Exercise instructions: Can you pull out each line of the data below that includes the word "eSignal"?

^^^^

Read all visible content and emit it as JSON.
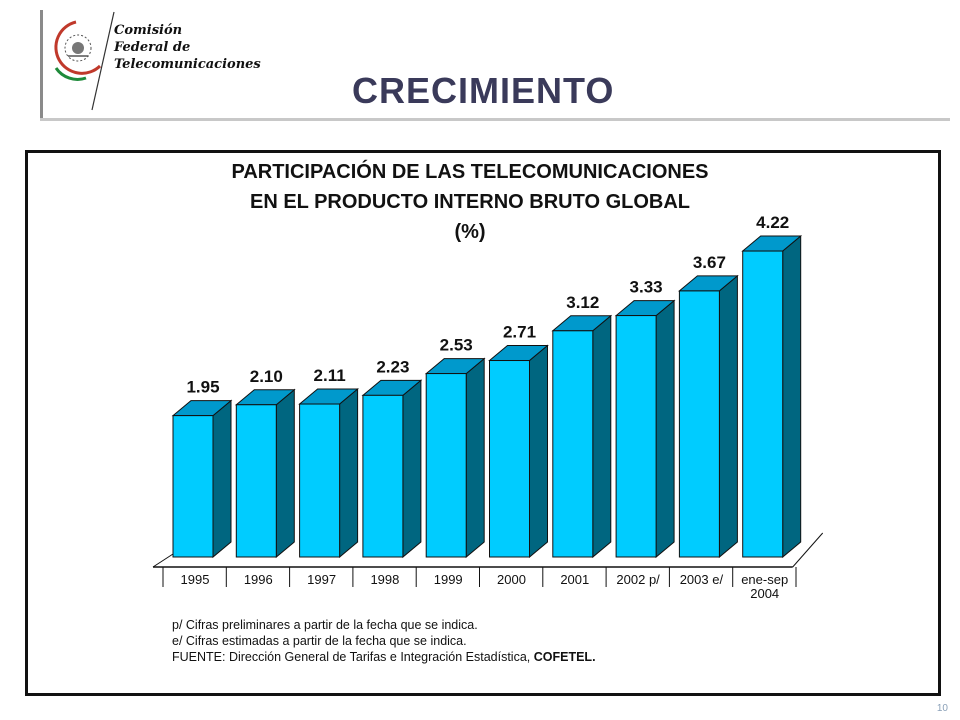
{
  "logo": {
    "lines": [
      "Comisión",
      "Federal de",
      "Telecomunicaciones"
    ]
  },
  "page": {
    "title": "CRECIMIENTO",
    "number": "10"
  },
  "notes": {
    "preliminary": "p/ Cifras preliminares a partir de la fecha que se indica.",
    "estimated": "e/ Cifras estimadas a partir de la fecha que se indica.",
    "source_prefix": "FUENTE: Dirección General de Tarifas e Integración Estadística, ",
    "source_org": "COFETEL."
  },
  "chart_data": {
    "type": "bar",
    "title_lines": [
      "PARTICIPACIÓN DE LAS TELECOMUNICACIONES",
      "EN EL PRODUCTO INTERNO BRUTO GLOBAL",
      "(%)"
    ],
    "categories": [
      "1995",
      "1996",
      "1997",
      "1998",
      "1999",
      "2000",
      "2001",
      "2002 p/",
      "2003 e/",
      "ene-sep 2004"
    ],
    "category_lines": [
      [
        "1995"
      ],
      [
        "1996"
      ],
      [
        "1997"
      ],
      [
        "1998"
      ],
      [
        "1999"
      ],
      [
        "2000"
      ],
      [
        "2001"
      ],
      [
        "2002 p/"
      ],
      [
        "2003 e/"
      ],
      [
        "ene-sep",
        "2004"
      ]
    ],
    "values": [
      1.95,
      2.1,
      2.11,
      2.23,
      2.53,
      2.71,
      3.12,
      3.33,
      3.67,
      4.22
    ],
    "value_labels": [
      "1.95",
      "2.10",
      "2.11",
      "2.23",
      "2.53",
      "2.71",
      "3.12",
      "3.33",
      "3.67",
      "4.22"
    ],
    "style": "3d-bar",
    "colors": {
      "front": "#00ccff",
      "side": "#006680",
      "top": "#0099cc"
    }
  }
}
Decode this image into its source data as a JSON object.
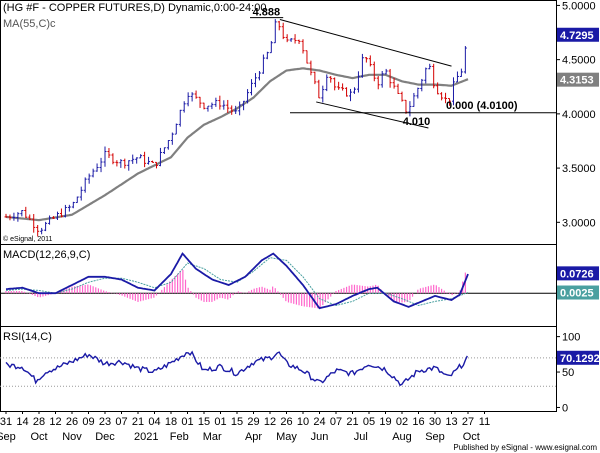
{
  "chart_data": {
    "type": "candlestick",
    "title": "(HG #F - COPPER FUTURES,D) Dynamic,0:00-24:00",
    "source_note": "© eSignal, 2011",
    "footer": "Published by eSignal - www.esignal.com",
    "x_axis": {
      "date_labels": [
        "31",
        "14",
        "28",
        "12",
        "26",
        "09",
        "23",
        "07",
        "21",
        "04",
        "18",
        "01",
        "15",
        "01",
        "15",
        "29",
        "12",
        "26",
        "10",
        "24",
        "07",
        "21",
        "05",
        "19",
        "02",
        "16",
        "30",
        "13",
        "27",
        "11"
      ],
      "month_labels": [
        {
          "label": "Sep",
          "at": 0
        },
        {
          "label": "Oct",
          "at": 2
        },
        {
          "label": "Nov",
          "at": 4
        },
        {
          "label": "Dec",
          "at": 6
        },
        {
          "label": "2021",
          "at": 8.5
        },
        {
          "label": "Feb",
          "at": 10.5
        },
        {
          "label": "Mar",
          "at": 12.5
        },
        {
          "label": "Apr",
          "at": 15
        },
        {
          "label": "May",
          "at": 17
        },
        {
          "label": "Jun",
          "at": 19
        },
        {
          "label": "Jul",
          "at": 21.5
        },
        {
          "label": "Aug",
          "at": 24
        },
        {
          "label": "Sep",
          "at": 26
        },
        {
          "label": "Oct",
          "at": 28.2
        }
      ]
    },
    "price_panel": {
      "ylim": [
        2.8,
        5.05
      ],
      "ticks": [
        "3.0000",
        "3.5000",
        "4.0000",
        "4.5000",
        "5.0000"
      ],
      "tick_values": [
        3.0,
        3.5,
        4.0,
        4.5,
        5.0
      ],
      "ma_label": "MA(55,C)c",
      "last_price": {
        "value": 4.7295,
        "label": "4.7295"
      },
      "ma_value": {
        "value": 4.3153,
        "label": "4.3153"
      },
      "level_line": {
        "value": 4.01,
        "label": "0.000 (4.0100)"
      },
      "annotations": [
        {
          "text": "4.888",
          "x": 16.4,
          "y": 4.888
        },
        {
          "text": "4.010",
          "x": 25.5,
          "y": 3.88
        }
      ],
      "trendlines": [
        {
          "from": [
            16.6,
            4.87
          ],
          "to": [
            27.0,
            4.44
          ]
        },
        {
          "from": [
            18.8,
            4.11
          ],
          "to": [
            25.6,
            3.87
          ]
        }
      ],
      "ohlc_anchors": [
        [
          0,
          3.05
        ],
        [
          1,
          3.1
        ],
        [
          2,
          2.93
        ],
        [
          3,
          3.05
        ],
        [
          4,
          3.15
        ],
        [
          5,
          3.42
        ],
        [
          6,
          3.62
        ],
        [
          7,
          3.55
        ],
        [
          8,
          3.6
        ],
        [
          9,
          3.52
        ],
        [
          10,
          3.8
        ],
        [
          11,
          4.2
        ],
        [
          12,
          4.08
        ],
        [
          13,
          4.1
        ],
        [
          14,
          4.0
        ],
        [
          15,
          4.3
        ],
        [
          16,
          4.6
        ],
        [
          16.4,
          4.87
        ],
        [
          17,
          4.65
        ],
        [
          17.8,
          4.7
        ],
        [
          18.4,
          4.4
        ],
        [
          19,
          4.15
        ],
        [
          19.5,
          4.4
        ],
        [
          20,
          4.22
        ],
        [
          21,
          4.18
        ],
        [
          21.7,
          4.55
        ],
        [
          22.5,
          4.28
        ],
        [
          23,
          4.4
        ],
        [
          23.8,
          4.15
        ],
        [
          24.3,
          4.02
        ],
        [
          25,
          4.25
        ],
        [
          25.6,
          4.47
        ],
        [
          26,
          4.25
        ],
        [
          26.8,
          4.1
        ],
        [
          27.2,
          4.3
        ],
        [
          27.6,
          4.4
        ],
        [
          28.0,
          4.73
        ]
      ],
      "ma_anchors": [
        [
          0,
          3.05
        ],
        [
          2,
          3.02
        ],
        [
          4,
          3.07
        ],
        [
          6,
          3.25
        ],
        [
          7,
          3.35
        ],
        [
          8,
          3.45
        ],
        [
          10,
          3.6
        ],
        [
          11,
          3.78
        ],
        [
          12,
          3.9
        ],
        [
          13,
          3.97
        ],
        [
          14,
          4.05
        ],
        [
          15,
          4.15
        ],
        [
          16,
          4.3
        ],
        [
          17,
          4.4
        ],
        [
          18,
          4.42
        ],
        [
          19,
          4.4
        ],
        [
          20,
          4.36
        ],
        [
          21,
          4.33
        ],
        [
          22,
          4.36
        ],
        [
          23,
          4.36
        ],
        [
          24,
          4.3
        ],
        [
          25,
          4.27
        ],
        [
          26,
          4.27
        ],
        [
          27,
          4.26
        ],
        [
          28.0,
          4.32
        ]
      ]
    },
    "macd_panel": {
      "label": "MACD(12,26,9,C)",
      "ylim": [
        -0.12,
        0.18
      ],
      "zero_value": 0.0,
      "signal_line_value": 0.0025,
      "macd_last": {
        "value": 0.0726,
        "label": "0.0726"
      },
      "signal_last": {
        "value": 0.0025,
        "label": "0.0025"
      },
      "macd_anchors": [
        [
          0,
          0.015
        ],
        [
          1,
          0.02
        ],
        [
          2,
          0.0
        ],
        [
          3,
          0.0
        ],
        [
          4,
          0.03
        ],
        [
          5,
          0.06
        ],
        [
          6,
          0.06
        ],
        [
          7,
          0.05
        ],
        [
          8,
          0.02
        ],
        [
          9,
          0.01
        ],
        [
          10,
          0.07
        ],
        [
          10.7,
          0.145
        ],
        [
          11.5,
          0.09
        ],
        [
          12.5,
          0.05
        ],
        [
          13.5,
          0.03
        ],
        [
          14.5,
          0.06
        ],
        [
          15.5,
          0.12
        ],
        [
          16.2,
          0.145
        ],
        [
          17,
          0.1
        ],
        [
          18,
          0.03
        ],
        [
          19,
          -0.055
        ],
        [
          20,
          -0.04
        ],
        [
          21,
          -0.01
        ],
        [
          22,
          0.015
        ],
        [
          22.5,
          0.02
        ],
        [
          23.5,
          -0.03
        ],
        [
          24.4,
          -0.05
        ],
        [
          25,
          -0.035
        ],
        [
          26,
          -0.01
        ],
        [
          27,
          -0.025
        ],
        [
          27.5,
          -0.005
        ],
        [
          28.0,
          0.07
        ]
      ],
      "signal_anchors": [
        [
          0,
          0.01
        ],
        [
          1,
          0.015
        ],
        [
          2,
          0.01
        ],
        [
          3,
          0.0
        ],
        [
          4,
          0.015
        ],
        [
          5,
          0.04
        ],
        [
          6,
          0.055
        ],
        [
          7,
          0.055
        ],
        [
          8,
          0.04
        ],
        [
          9,
          0.02
        ],
        [
          10,
          0.04
        ],
        [
          11,
          0.11
        ],
        [
          12,
          0.09
        ],
        [
          13,
          0.05
        ],
        [
          14,
          0.04
        ],
        [
          15,
          0.08
        ],
        [
          16,
          0.13
        ],
        [
          17,
          0.12
        ],
        [
          18,
          0.06
        ],
        [
          19,
          -0.02
        ],
        [
          20,
          -0.045
        ],
        [
          21,
          -0.03
        ],
        [
          22,
          0.0
        ],
        [
          23,
          0.0
        ],
        [
          24,
          -0.02
        ],
        [
          25,
          -0.045
        ],
        [
          26,
          -0.03
        ],
        [
          27,
          -0.02
        ],
        [
          28.0,
          0.0025
        ]
      ]
    },
    "rsi_panel": {
      "label": "RSI(14,C)",
      "ylim": [
        -5,
        115
      ],
      "ticks": [
        "0",
        "50",
        "100"
      ],
      "tick_values": [
        0,
        50,
        100
      ],
      "levels": [
        30,
        70
      ],
      "rsi_last": {
        "value": 70.1292,
        "label": "70.1292"
      },
      "rsi_anchors": [
        [
          0,
          60
        ],
        [
          1,
          58
        ],
        [
          1.8,
          38
        ],
        [
          2.5,
          52
        ],
        [
          3,
          55
        ],
        [
          4,
          65
        ],
        [
          5,
          75
        ],
        [
          6,
          62
        ],
        [
          7,
          65
        ],
        [
          8,
          55
        ],
        [
          9,
          50
        ],
        [
          10,
          63
        ],
        [
          11.1,
          80
        ],
        [
          12,
          52
        ],
        [
          13,
          58
        ],
        [
          14,
          48
        ],
        [
          15,
          64
        ],
        [
          16,
          70
        ],
        [
          16.5,
          78
        ],
        [
          17,
          62
        ],
        [
          18,
          52
        ],
        [
          19,
          34
        ],
        [
          20,
          52
        ],
        [
          21,
          48
        ],
        [
          22,
          62
        ],
        [
          23,
          54
        ],
        [
          24,
          32
        ],
        [
          25,
          52
        ],
        [
          26,
          56
        ],
        [
          26.8,
          42
        ],
        [
          27.3,
          52
        ],
        [
          28.0,
          70
        ]
      ]
    },
    "colors": {
      "up": "#1a1aa6",
      "down": "#d40000",
      "ma": "#808080",
      "macd": "#1a1aa6",
      "signal": "#4aa0a0",
      "histogram": "#ff66cc",
      "rsi": "#1a1aa6",
      "last_tag": "#1a1aa6",
      "ma_tag": "#808080"
    }
  }
}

^^^^

Worked answer:
    "source_note": "© eSignal, 2011",
    "footer": "Published by eSignal - www.esignal.com",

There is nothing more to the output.